[SOURCE MATERIAL]
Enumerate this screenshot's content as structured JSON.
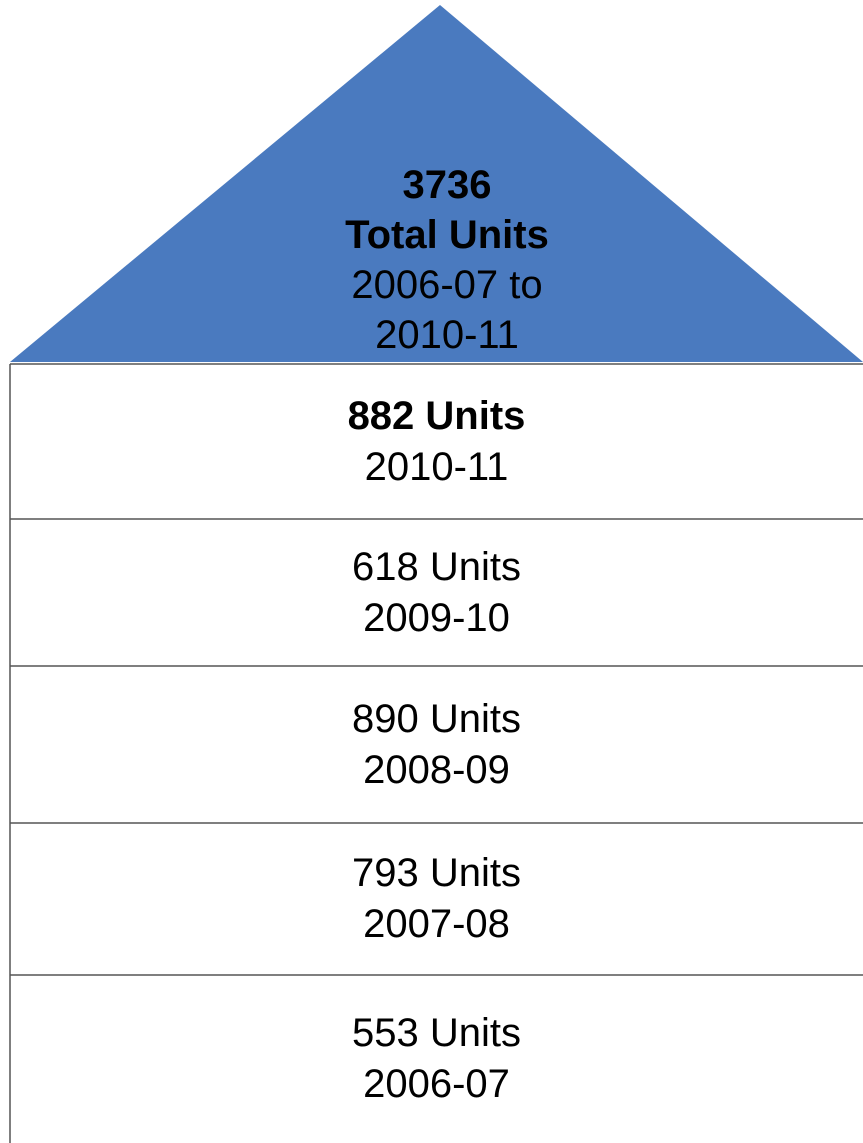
{
  "roof": {
    "total": "3736",
    "label": "Total Units",
    "period": "2006-07 to 2010-11"
  },
  "floors": [
    {
      "units": "882 Units",
      "year": "2010-11"
    },
    {
      "units": "618 Units",
      "year": "2009-10"
    },
    {
      "units": "890 Units",
      "year": "2008-09"
    },
    {
      "units": "793 Units",
      "year": "2007-08"
    },
    {
      "units": "553 Units",
      "year": "2006-07"
    }
  ]
}
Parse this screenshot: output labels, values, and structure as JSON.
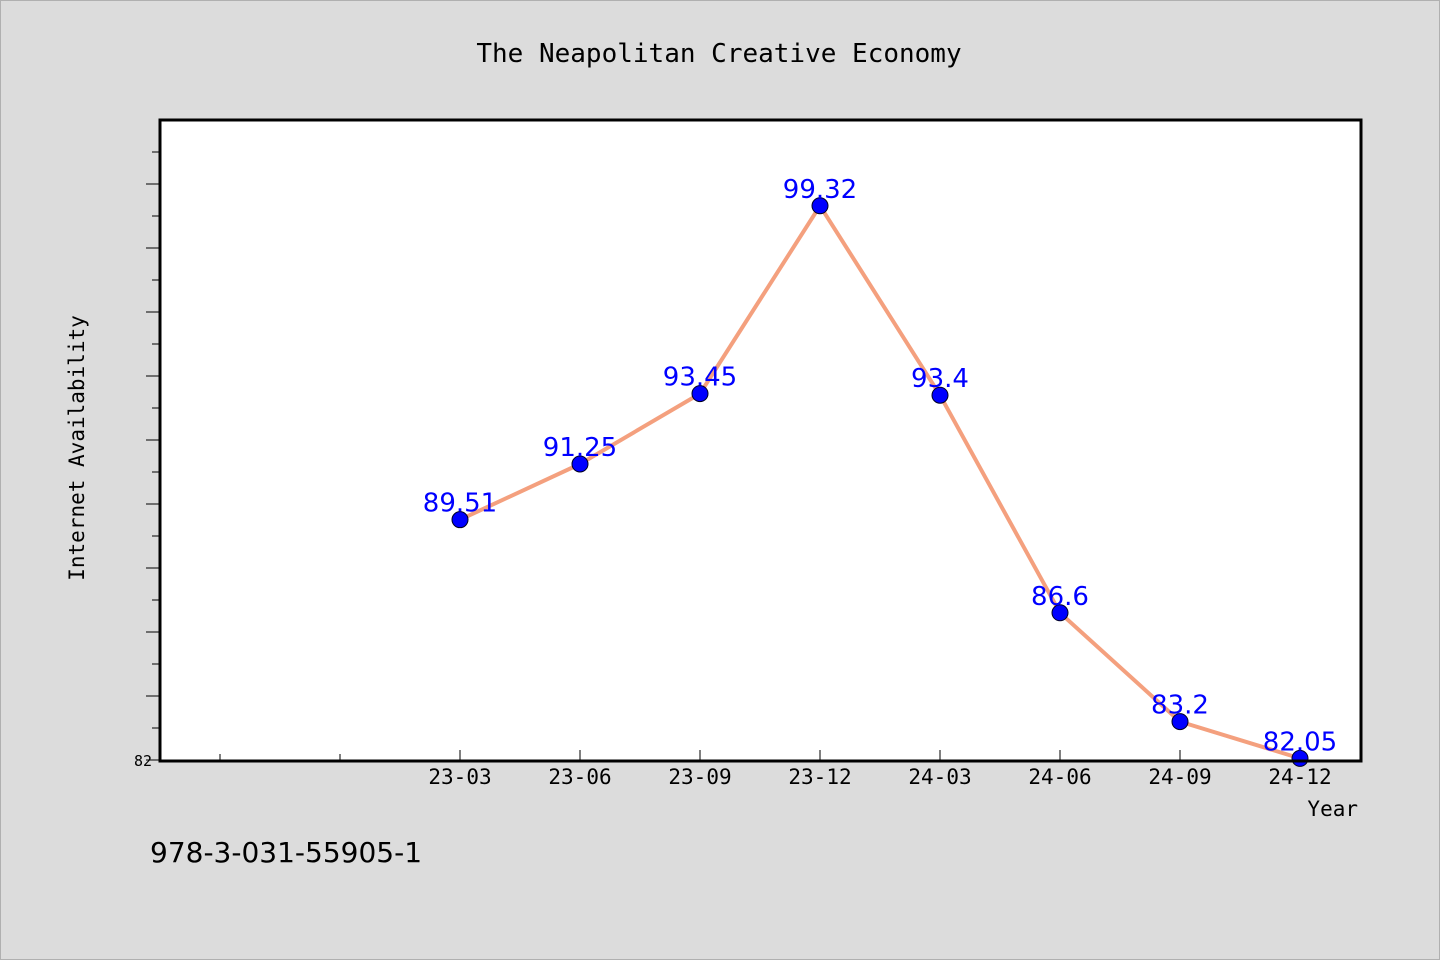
{
  "chart_data": {
    "type": "line",
    "title": "The Neapolitan Creative Economy",
    "xlabel": "Year",
    "ylabel": "Internet Availability",
    "categories": [
      "23-03",
      "23-06",
      "23-09",
      "23-12",
      "24-03",
      "24-06",
      "24-09",
      "24-12"
    ],
    "series": [
      {
        "values": [
          89.51,
          91.25,
          93.45,
          99.32,
          93.4,
          86.6,
          83.2,
          82.05
        ]
      }
    ],
    "data_labels": [
      "89.51",
      "91.25",
      "93.45",
      "99.32",
      "93.4",
      "86.6",
      "83.2",
      "82.05"
    ],
    "yticks_labeled": [
      82
    ],
    "ylim": [
      82,
      102
    ],
    "grid": false,
    "legend": "none",
    "colors": {
      "line": "#f4a07e",
      "marker": "#0000ff",
      "data_label": "#0000ff",
      "plot_background": "#ffffff",
      "figure_background": "#dcdcdc"
    }
  },
  "caption": "978-3-031-55905-1"
}
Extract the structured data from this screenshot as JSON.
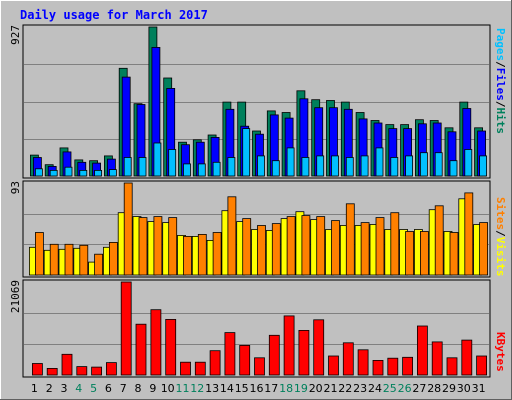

[PROBLEM] Your answer should be a single number: the count of lines in the data that include the word "JSON".

[TASK RESULT] 3